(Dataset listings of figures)
====

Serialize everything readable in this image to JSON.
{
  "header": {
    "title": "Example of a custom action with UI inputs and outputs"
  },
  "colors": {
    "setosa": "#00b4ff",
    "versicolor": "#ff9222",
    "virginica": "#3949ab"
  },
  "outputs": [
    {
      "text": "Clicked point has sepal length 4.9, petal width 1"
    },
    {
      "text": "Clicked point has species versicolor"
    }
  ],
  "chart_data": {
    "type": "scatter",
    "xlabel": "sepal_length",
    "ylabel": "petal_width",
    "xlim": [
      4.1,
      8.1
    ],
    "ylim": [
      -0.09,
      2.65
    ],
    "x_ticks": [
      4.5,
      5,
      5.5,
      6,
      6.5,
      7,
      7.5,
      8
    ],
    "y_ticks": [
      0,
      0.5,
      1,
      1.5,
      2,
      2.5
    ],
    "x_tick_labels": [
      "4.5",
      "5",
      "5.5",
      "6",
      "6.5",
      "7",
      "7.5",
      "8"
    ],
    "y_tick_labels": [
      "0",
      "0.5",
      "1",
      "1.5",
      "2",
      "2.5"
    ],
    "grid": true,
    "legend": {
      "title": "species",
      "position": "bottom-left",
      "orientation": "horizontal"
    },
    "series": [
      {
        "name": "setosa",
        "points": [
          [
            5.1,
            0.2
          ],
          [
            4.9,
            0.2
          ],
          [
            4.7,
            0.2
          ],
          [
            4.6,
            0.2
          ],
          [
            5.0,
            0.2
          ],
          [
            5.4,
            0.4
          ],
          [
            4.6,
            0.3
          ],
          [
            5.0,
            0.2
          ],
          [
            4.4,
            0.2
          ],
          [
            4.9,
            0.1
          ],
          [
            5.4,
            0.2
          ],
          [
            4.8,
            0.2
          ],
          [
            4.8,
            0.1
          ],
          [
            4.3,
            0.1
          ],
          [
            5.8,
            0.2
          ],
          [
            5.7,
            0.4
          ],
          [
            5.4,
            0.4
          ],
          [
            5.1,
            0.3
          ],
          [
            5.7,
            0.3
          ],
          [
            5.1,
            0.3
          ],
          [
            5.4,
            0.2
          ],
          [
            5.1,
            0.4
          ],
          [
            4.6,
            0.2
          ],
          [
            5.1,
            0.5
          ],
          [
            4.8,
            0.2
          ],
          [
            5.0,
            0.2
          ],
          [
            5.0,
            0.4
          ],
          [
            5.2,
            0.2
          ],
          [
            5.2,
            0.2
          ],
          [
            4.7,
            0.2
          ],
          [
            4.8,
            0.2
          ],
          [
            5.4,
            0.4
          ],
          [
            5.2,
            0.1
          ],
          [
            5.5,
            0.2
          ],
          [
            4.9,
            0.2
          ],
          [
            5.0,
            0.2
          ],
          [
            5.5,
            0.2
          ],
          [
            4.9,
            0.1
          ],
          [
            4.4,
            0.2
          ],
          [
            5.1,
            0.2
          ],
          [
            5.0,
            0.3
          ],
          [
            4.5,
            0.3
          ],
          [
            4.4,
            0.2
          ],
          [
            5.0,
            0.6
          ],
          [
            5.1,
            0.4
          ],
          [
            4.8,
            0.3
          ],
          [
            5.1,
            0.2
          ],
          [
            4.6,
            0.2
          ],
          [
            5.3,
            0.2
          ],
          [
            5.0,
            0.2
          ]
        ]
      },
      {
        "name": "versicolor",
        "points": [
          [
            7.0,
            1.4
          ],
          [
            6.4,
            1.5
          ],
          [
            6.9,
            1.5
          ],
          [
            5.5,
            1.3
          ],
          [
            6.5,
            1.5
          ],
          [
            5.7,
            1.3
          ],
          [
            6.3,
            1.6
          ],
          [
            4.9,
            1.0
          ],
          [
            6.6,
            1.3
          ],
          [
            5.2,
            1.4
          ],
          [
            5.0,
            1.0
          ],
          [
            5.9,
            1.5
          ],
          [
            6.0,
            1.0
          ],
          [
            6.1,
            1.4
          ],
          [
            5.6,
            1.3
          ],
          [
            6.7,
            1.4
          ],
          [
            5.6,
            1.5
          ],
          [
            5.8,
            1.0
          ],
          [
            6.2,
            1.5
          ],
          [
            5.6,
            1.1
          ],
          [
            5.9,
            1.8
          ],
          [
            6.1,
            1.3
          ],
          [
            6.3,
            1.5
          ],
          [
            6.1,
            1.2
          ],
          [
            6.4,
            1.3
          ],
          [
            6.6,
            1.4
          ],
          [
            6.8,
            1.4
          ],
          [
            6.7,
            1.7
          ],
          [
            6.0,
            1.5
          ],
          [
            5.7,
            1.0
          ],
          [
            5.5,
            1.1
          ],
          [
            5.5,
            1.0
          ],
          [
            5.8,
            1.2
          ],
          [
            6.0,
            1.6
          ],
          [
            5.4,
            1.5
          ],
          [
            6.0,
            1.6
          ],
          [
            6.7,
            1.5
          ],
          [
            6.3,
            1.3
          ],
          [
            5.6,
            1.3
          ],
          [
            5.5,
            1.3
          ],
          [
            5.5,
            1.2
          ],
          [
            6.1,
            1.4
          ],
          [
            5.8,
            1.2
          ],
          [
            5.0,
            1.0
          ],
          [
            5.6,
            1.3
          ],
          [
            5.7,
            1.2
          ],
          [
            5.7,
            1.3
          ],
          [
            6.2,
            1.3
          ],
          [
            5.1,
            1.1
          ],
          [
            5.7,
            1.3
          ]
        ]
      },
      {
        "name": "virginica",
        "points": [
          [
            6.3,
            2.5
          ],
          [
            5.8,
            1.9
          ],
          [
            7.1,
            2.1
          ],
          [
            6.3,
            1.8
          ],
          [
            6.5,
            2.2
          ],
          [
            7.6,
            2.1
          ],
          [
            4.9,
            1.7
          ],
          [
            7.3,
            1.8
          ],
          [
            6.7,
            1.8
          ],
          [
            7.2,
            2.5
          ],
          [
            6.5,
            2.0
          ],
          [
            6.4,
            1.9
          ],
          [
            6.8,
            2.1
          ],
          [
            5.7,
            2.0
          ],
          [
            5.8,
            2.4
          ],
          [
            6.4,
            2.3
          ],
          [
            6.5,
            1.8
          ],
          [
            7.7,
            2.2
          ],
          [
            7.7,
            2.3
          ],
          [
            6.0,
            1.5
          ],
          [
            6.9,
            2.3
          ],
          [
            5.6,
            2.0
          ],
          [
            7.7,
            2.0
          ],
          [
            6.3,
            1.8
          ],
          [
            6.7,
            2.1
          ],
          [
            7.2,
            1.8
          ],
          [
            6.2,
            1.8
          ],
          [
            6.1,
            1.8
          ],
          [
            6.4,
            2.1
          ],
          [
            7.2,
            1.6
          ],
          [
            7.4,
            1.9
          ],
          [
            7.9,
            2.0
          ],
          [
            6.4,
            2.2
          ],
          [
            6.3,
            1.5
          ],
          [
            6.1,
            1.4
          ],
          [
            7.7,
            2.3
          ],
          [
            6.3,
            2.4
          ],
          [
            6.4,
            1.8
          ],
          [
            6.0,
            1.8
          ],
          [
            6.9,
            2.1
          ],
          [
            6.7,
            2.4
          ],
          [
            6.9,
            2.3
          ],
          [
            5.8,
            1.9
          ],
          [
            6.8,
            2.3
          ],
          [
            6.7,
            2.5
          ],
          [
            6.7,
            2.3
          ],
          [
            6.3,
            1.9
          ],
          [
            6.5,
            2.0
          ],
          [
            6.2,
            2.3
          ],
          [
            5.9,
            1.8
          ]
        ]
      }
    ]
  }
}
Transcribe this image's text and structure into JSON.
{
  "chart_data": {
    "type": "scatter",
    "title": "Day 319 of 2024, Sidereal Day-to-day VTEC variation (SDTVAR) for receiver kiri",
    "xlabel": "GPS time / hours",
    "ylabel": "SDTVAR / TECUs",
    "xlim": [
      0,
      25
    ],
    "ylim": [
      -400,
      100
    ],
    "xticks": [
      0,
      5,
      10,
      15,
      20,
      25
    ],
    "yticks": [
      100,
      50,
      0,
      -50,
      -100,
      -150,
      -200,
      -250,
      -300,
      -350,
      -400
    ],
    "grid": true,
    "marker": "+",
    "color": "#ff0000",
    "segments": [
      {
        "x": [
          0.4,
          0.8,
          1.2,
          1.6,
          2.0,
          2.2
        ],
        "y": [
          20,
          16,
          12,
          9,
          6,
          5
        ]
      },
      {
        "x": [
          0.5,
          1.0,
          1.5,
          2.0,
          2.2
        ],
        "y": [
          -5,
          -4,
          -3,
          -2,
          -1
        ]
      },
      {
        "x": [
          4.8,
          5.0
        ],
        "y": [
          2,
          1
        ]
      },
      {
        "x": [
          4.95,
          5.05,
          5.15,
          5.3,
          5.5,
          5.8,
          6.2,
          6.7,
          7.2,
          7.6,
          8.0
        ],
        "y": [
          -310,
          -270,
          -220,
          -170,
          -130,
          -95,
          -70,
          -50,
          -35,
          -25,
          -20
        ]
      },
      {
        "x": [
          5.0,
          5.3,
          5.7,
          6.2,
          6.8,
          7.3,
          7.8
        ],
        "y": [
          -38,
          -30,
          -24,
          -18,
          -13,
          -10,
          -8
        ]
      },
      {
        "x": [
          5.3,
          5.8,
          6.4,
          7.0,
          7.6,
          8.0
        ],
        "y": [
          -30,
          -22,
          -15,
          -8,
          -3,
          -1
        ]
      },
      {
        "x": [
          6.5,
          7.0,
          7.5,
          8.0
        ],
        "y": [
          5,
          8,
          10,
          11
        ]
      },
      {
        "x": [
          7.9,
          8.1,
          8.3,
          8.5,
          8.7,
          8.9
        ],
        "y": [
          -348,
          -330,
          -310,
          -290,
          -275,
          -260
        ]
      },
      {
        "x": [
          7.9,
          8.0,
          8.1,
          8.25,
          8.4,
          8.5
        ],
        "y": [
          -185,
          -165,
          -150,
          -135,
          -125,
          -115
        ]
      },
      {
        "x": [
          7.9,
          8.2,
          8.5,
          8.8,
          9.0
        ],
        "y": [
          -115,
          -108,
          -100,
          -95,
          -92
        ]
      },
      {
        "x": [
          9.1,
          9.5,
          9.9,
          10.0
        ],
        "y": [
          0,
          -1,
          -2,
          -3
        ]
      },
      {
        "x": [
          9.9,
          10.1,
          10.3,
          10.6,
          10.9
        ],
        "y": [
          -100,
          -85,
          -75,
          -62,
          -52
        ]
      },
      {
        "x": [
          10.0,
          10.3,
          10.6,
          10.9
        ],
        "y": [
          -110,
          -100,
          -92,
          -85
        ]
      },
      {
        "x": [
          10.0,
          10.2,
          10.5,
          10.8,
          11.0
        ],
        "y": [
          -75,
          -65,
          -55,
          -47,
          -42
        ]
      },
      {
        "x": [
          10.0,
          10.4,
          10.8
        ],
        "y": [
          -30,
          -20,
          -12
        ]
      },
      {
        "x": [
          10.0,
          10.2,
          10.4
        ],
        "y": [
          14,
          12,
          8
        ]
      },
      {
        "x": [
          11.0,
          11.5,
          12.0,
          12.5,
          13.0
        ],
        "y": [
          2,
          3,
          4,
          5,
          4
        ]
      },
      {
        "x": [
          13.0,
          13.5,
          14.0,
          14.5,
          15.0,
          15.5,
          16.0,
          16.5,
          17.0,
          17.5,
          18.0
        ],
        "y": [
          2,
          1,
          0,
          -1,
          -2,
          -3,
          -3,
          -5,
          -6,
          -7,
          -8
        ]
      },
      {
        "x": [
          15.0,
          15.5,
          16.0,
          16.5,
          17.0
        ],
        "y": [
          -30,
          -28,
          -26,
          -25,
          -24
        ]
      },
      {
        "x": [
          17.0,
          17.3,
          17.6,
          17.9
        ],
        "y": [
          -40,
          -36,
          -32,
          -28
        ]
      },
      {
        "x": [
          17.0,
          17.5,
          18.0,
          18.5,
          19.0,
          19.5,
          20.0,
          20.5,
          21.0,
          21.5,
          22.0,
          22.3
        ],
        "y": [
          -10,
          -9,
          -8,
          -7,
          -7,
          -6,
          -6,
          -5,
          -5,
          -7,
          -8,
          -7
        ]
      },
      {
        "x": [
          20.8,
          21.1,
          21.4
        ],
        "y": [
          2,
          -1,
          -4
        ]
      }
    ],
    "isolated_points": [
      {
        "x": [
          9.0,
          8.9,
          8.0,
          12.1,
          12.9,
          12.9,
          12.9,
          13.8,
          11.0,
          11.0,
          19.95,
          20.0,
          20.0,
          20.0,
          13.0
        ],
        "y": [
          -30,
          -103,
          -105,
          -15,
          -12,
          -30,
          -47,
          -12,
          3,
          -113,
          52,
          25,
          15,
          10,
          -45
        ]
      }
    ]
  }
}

====

> [What to produce]:
Look over the material above and show each line where "versicolor" appears.

> [Task solution]:
    "versicolor": "#ff9222",
      "text": "Clicked point has species versicolor"
        "name": "versicolor",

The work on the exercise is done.